▸ WRITTEN REQUEST 1: Write out the entries below verbatim, covering the stretch from the first line of the entries through the line that contains "collapse-icon — [12, 928, 28, 945]", with both ends included.

Hooked in just like Rob, I went out searching (this was well before the age of downloading music, much less ordering it "online"). Finding only the full album, Bizarro on compact disc only as an import, I sprang for it (who knew if it'd ever see the light of day here in the States?)
Alongside the completely cryptic cover art (a seemingly random crayon scribble) there was precious little information to be had other than song titles. Throwing the disc on once I got home, I was immediately treated to the opening frenzied jangle of "Brassneck." Score! Next up, the simillarly frantic strumming of "Crushed". Yeah! Wait a minute! I'm diggin' this, but I'll be damned if all these songs are sounding dead alike! Phew! Track #3, "No", downshifts into a more conventional tempo, though that Dave Gedge's voice isn't exactly breaking new ground (nor in subject matter, concentrating almost exclusively on realtionship-problems). Skippng around the rest of the disc, I was initially put off by how nearly identical in formula and execution these ten tracks were.
But, at the same time, it simply didn't fuckin' matter! They all sounded that goddamn good! Along with the majesty of "Kennedy," there was the amped-up chug-along of "Granadaland" (another obscure allusion, like "Brassneck", it'd take me years to learn the meaning of) the brooding, feedback-drenched "Bewitched", the blissfully ecstatic "Take Me," which skipped along for a giddily exhaustive nine minutes and fifteen seconds!
Suffice to say, I was instantly fixated by the band, relegating the Mission's sad circus (then promoting the flaccid Carved in Sand album and succumbing to in-fighting) to the back-burner of an entirely different stove. The Wedding Present themselves were often lambasted for being chinless Northern schmucks with no sense of fashion, but that was the beauty of it. Like Gang of Four (also from Leeds), the Wedding Present didn't dress like conventional punks or sport any immediately recognizable sartorial/tonsorial identifiers, but they played with an energy and ferocity that made a lot of 'hardcore' bands sound positively sluggish.

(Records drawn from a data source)
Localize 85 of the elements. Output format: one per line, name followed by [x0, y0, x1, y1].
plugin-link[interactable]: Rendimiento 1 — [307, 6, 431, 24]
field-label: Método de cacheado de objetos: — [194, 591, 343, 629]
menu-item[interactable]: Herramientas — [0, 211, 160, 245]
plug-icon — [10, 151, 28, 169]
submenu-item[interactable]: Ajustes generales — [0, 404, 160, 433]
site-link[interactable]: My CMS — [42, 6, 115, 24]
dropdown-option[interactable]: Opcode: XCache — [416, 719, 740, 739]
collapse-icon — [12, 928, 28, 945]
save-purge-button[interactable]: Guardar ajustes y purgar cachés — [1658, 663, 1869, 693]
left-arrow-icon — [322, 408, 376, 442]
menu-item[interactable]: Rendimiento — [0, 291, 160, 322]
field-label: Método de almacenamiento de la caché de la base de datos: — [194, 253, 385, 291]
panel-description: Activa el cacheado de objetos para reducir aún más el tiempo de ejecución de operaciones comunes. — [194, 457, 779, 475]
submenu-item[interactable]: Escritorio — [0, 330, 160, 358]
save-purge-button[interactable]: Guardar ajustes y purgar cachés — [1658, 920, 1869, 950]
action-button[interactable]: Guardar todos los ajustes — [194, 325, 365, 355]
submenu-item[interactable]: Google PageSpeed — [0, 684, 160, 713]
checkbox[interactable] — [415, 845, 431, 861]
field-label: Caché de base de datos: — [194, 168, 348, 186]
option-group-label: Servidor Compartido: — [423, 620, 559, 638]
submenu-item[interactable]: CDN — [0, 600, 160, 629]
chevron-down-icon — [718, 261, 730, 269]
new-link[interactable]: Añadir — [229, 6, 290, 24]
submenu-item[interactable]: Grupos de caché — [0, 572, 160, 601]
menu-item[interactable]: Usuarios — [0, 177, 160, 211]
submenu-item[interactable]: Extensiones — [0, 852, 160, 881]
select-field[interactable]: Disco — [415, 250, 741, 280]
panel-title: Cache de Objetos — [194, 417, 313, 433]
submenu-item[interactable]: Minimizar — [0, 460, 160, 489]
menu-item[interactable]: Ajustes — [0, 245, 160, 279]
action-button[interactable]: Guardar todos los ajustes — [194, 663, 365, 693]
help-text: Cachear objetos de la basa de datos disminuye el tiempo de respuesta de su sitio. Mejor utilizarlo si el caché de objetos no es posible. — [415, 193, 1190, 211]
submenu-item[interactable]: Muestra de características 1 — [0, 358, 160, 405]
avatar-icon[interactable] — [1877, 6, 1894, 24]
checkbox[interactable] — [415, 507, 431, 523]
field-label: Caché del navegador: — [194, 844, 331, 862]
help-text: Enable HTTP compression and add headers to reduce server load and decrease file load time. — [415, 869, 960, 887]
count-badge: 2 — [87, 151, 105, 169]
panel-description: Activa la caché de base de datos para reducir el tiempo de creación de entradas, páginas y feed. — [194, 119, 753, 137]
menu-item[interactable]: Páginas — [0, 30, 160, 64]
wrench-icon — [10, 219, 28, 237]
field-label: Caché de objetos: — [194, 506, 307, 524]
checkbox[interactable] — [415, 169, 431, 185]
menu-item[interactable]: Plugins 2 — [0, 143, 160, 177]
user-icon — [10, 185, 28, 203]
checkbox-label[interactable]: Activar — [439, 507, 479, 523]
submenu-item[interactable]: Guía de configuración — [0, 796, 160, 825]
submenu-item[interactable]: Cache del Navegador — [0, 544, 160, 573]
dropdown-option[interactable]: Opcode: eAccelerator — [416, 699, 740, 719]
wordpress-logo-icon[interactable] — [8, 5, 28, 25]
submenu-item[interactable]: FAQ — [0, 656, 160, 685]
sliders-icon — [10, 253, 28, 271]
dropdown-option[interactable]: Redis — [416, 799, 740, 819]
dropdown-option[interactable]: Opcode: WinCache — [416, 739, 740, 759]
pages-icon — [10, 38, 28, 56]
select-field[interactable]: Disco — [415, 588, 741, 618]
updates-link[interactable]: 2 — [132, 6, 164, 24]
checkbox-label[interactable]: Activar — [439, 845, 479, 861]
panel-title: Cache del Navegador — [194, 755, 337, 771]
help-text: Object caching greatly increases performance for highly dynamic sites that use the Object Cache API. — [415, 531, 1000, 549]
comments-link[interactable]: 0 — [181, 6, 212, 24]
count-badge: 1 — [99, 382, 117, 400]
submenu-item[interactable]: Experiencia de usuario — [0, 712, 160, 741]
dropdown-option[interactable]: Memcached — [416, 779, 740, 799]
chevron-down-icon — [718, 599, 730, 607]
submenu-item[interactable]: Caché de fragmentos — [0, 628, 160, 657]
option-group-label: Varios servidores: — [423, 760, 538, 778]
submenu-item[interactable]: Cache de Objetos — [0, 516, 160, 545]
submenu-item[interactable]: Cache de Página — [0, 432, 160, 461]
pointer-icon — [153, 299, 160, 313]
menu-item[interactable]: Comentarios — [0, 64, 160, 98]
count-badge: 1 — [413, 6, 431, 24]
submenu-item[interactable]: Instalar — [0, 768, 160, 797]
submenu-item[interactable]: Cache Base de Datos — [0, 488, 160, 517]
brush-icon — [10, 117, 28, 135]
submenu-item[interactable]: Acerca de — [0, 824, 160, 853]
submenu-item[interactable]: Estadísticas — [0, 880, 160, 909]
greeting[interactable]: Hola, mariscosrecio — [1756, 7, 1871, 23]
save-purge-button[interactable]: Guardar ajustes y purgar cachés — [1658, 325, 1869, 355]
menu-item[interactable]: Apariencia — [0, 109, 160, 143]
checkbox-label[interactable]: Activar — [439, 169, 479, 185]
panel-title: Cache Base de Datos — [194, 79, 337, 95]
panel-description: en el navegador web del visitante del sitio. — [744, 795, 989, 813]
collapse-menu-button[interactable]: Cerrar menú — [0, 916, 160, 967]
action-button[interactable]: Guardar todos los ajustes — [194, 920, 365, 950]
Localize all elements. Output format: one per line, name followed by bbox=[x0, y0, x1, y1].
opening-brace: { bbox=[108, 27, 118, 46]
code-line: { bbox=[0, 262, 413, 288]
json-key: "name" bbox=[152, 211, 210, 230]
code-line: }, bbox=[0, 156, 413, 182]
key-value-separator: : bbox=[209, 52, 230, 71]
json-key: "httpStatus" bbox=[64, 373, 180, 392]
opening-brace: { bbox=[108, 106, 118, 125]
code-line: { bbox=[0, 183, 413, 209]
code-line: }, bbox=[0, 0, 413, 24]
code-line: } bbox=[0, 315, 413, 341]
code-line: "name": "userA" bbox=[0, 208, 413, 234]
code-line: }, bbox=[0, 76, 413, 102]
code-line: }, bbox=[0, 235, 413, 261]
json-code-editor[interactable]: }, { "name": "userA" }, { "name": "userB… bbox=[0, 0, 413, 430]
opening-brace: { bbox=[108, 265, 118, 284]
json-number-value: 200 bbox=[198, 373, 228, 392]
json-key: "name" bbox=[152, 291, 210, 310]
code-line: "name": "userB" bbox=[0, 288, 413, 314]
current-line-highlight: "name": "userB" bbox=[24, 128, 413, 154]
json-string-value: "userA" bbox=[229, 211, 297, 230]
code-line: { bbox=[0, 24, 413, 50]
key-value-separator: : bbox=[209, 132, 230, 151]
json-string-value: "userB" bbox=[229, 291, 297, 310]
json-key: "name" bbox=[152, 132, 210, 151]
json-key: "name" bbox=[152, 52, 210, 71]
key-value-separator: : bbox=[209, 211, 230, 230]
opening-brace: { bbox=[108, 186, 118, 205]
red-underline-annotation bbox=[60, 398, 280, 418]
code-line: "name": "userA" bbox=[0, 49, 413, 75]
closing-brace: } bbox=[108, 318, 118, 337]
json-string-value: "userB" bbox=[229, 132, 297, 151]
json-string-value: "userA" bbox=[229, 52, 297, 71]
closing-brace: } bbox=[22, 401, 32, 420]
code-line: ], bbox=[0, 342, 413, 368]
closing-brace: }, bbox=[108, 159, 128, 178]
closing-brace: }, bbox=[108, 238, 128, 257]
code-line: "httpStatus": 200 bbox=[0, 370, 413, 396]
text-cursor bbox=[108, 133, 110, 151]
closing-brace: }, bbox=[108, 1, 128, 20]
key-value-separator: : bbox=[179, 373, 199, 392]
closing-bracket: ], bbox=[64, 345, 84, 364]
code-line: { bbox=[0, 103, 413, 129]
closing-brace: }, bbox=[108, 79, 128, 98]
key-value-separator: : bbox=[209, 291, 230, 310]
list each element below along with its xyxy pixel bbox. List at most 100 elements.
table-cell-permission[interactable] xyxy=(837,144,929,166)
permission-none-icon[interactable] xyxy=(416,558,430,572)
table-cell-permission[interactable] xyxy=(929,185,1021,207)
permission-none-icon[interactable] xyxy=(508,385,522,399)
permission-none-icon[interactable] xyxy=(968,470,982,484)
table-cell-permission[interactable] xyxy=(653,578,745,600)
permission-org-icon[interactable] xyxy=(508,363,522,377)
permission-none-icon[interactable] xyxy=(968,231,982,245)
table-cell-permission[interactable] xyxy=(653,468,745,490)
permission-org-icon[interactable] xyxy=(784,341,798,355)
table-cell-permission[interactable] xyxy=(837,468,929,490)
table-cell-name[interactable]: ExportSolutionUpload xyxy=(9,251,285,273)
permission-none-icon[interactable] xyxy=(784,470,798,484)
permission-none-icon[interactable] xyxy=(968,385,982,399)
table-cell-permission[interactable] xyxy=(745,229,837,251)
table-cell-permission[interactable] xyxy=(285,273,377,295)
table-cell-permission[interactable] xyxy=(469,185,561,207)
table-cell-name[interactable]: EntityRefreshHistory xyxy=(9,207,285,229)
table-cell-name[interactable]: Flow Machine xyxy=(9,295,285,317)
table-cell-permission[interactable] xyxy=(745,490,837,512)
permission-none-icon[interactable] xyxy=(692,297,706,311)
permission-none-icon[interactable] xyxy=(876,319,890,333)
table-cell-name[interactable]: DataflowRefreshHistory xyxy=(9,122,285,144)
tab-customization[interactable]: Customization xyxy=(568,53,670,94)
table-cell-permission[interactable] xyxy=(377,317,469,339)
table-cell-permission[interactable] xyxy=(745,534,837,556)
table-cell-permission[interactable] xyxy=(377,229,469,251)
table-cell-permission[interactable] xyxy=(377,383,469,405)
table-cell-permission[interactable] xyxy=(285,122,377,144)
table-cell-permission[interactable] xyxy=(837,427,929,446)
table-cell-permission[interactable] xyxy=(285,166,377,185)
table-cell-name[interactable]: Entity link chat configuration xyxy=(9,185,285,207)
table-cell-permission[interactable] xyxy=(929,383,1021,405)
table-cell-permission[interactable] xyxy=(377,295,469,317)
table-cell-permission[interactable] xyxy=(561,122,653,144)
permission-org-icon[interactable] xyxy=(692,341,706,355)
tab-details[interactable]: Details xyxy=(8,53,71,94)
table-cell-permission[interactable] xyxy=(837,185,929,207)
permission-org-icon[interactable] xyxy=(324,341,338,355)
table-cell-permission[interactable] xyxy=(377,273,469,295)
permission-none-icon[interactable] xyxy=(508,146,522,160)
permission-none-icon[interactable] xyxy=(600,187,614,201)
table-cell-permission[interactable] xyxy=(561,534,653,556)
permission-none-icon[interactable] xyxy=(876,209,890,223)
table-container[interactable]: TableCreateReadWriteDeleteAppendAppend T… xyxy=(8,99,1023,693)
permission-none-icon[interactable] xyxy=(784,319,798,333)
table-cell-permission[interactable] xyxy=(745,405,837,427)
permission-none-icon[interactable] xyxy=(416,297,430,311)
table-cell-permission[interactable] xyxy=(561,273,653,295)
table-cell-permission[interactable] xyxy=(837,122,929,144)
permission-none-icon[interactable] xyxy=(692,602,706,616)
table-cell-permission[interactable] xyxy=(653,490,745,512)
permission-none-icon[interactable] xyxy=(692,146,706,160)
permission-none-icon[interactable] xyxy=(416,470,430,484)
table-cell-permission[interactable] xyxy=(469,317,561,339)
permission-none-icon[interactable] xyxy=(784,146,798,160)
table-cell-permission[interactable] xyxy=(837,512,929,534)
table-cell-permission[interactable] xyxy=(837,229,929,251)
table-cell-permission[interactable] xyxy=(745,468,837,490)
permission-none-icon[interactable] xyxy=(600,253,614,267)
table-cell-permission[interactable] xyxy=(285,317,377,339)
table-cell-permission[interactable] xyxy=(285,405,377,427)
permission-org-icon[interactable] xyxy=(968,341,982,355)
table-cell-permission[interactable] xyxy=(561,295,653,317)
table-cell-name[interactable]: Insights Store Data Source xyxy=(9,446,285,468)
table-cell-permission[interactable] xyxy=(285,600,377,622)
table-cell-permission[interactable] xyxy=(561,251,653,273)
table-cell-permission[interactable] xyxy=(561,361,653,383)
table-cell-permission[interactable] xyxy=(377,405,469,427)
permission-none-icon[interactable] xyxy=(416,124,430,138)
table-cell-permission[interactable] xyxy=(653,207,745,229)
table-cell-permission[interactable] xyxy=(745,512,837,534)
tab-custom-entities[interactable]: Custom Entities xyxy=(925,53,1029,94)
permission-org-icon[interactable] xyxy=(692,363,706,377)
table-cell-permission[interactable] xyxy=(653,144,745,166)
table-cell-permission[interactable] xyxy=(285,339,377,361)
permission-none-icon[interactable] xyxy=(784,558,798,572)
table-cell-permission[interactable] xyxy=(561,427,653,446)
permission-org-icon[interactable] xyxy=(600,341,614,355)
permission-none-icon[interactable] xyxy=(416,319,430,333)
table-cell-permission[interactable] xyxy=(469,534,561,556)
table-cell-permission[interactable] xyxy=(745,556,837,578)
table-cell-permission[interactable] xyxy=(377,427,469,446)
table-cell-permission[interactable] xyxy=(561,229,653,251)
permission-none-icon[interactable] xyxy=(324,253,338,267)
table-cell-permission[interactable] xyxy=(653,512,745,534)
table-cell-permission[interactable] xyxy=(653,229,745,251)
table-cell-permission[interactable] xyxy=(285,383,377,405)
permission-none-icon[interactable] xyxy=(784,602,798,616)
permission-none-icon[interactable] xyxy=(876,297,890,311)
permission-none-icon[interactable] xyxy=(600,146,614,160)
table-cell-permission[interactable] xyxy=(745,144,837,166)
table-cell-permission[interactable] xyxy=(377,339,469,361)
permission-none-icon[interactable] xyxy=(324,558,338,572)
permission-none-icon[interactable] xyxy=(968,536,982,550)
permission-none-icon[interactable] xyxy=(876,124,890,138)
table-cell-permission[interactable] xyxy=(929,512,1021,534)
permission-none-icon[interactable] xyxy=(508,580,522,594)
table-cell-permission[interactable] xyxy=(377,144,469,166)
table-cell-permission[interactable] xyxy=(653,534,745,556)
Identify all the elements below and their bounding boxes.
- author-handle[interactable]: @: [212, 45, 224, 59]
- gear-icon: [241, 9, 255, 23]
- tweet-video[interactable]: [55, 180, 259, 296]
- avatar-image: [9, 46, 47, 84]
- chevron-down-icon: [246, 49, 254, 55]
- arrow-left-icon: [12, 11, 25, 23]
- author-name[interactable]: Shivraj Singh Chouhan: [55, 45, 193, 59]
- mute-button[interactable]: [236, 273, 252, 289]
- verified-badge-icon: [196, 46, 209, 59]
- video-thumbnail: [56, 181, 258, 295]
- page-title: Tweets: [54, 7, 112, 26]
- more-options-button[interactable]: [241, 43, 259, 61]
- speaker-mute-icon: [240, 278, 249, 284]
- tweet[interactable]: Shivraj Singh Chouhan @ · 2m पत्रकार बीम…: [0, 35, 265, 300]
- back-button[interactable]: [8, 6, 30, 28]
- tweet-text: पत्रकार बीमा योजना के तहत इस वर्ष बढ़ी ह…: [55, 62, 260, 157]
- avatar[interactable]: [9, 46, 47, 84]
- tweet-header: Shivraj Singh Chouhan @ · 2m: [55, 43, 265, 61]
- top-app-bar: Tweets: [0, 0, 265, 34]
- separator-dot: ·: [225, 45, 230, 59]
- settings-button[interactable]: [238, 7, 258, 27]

▸ WRITTEN REQUEST 2: Give again, word for word, the stretch of the passage on the Wedding Present above from "Suffice to say, I" through "sound positively sluggish.".

▸ TASK RESULT 1:
Localize 85 of the elements. Output format: one per line, name followed by [x0, y0, x1, y1].
plugin-link[interactable]: Rendimiento 1 — [307, 6, 431, 24]
field-label: Método de cacheado de objetos: — [194, 591, 343, 629]
menu-item[interactable]: Herramientas — [0, 211, 160, 245]
plug-icon — [10, 151, 28, 169]
submenu-item[interactable]: Ajustes generales — [0, 404, 160, 433]
site-link[interactable]: My CMS — [42, 6, 115, 24]
dropdown-option[interactable]: Opcode: XCache — [416, 719, 740, 739]
collapse-icon — [12, 928, 28, 945]

▸ TASK RESULT 2:
Suffice to say, I was instantly fixated by the band, relegating the Mission's sad circus (then promoting the flaccid Carved in Sand album and succumbing to in-fighting) to the back-burner of an entirely different stove. The Wedding Present themselves were often lambasted for being chinless Northern schmucks with no sense of fashion, but that was the beauty of it. Like Gang of Four (also from Leeds), the Wedding Present didn't dress like conventional punks or sport any immediately recognizable sartorial/tonsorial identifiers, but they played with an energy and ferocity that made a lot of 'hardcore' bands sound positively sluggish.